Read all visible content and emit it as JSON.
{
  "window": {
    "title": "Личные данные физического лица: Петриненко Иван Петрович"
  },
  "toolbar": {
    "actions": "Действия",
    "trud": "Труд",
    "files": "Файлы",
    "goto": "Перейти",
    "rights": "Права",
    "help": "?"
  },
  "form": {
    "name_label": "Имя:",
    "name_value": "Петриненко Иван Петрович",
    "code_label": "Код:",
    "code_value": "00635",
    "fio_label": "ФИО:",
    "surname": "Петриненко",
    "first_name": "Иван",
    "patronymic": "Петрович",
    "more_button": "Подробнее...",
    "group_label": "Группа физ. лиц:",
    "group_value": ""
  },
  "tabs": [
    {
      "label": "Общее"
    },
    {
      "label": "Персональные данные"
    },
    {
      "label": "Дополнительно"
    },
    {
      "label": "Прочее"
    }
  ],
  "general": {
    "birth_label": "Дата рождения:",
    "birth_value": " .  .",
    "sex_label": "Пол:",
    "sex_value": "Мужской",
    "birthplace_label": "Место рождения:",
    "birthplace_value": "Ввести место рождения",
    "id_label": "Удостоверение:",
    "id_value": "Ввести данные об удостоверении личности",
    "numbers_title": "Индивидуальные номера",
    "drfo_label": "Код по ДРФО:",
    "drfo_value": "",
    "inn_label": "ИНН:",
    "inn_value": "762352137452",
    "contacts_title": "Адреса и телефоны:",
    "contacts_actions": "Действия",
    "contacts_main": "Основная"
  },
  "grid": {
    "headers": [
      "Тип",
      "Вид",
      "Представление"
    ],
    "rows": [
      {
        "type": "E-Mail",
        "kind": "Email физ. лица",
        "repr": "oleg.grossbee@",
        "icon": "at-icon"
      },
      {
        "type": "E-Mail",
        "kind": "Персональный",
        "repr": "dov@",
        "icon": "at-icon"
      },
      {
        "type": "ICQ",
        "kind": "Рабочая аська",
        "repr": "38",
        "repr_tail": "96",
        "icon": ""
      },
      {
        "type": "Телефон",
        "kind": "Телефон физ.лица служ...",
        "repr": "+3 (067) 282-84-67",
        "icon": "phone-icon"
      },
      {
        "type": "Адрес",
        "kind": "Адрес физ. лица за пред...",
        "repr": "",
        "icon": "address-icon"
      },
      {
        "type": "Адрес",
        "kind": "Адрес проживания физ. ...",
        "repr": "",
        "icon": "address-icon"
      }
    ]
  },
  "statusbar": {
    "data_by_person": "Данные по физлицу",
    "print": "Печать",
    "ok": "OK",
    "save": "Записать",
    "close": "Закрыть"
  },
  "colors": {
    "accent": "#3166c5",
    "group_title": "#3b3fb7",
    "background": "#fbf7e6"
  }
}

#### [DIRECTIONS]
Without changing a word, restate the whole listing.

#### [ANSWER TO THE EXERCISE]
Read all visible content and emit it as JSON.
{
  "window": {
    "title": "Личные данные физического лица: Петриненко Иван Петрович"
  },
  "toolbar": {
    "actions": "Действия",
    "trud": "Труд",
    "files": "Файлы",
    "goto": "Перейти",
    "rights": "Права",
    "help": "?"
  },
  "form": {
    "name_label": "Имя:",
    "name_value": "Петриненко Иван Петрович",
    "code_label": "Код:",
    "code_value": "00635",
    "fio_label": "ФИО:",
    "surname": "Петриненко",
    "first_name": "Иван",
    "patronymic": "Петрович",
    "more_button": "Подробнее...",
    "group_label": "Группа физ. лиц:",
    "group_value": ""
  },
  "tabs": [
    {
      "label": "Общее"
    },
    {
      "label": "Персональные данные"
    },
    {
      "label": "Дополнительно"
    },
    {
      "label": "Прочее"
    }
  ],
  "general": {
    "birth_label": "Дата рождения:",
    "birth_value": " .  .",
    "sex_label": "Пол:",
    "sex_value": "Мужской",
    "birthplace_label": "Место рождения:",
    "birthplace_value": "Ввести место рождения",
    "id_label": "Удостоверение:",
    "id_value": "Ввести данные об удостоверении личности",
    "numbers_title": "Индивидуальные номера",
    "drfo_label": "Код по ДРФО:",
    "drfo_value": "",
    "inn_label": "ИНН:",
    "inn_value": "762352137452",
    "contacts_title": "Адреса и телефоны:",
    "contacts_actions": "Действия",
    "contacts_main": "Основная"
  },
  "grid": {
    "headers": [
      "Тип",
      "Вид",
      "Представление"
    ],
    "rows": [
      {
        "type": "E-Mail",
        "kind": "Email физ. лица",
        "repr": "oleg.grossbee@",
        "icon": "at-icon"
      },
      {
        "type": "E-Mail",
        "kind": "Персональный",
        "repr": "dov@",
        "icon": "at-icon"
      },
      {
        "type": "ICQ",
        "kind": "Рабочая аська",
        "repr": "38",
        "repr_tail": "96",
        "icon": ""
      },
      {
        "type": "Телефон",
        "kind": "Телефон физ.лица служ...",
        "repr": "+3 (067) 282-84-67",
        "icon": "phone-icon"
      },
      {
        "type": "Адрес",
        "kind": "Адрес физ. лица за пред...",
        "repr": "",
        "icon": "address-icon"
      },
      {
        "type": "Адрес",
        "kind": "Адрес проживания физ. ...",
        "repr": "",
        "icon": "address-icon"
      }
    ]
  },
  "statusbar": {
    "data_by_person": "Данные по физлицу",
    "print": "Печать",
    "ok": "OK",
    "save": "Записать",
    "close": "Закрыть"
  },
  "colors": {
    "accent": "#3166c5",
    "group_title": "#3b3fb7",
    "background": "#fbf7e6"
  }
}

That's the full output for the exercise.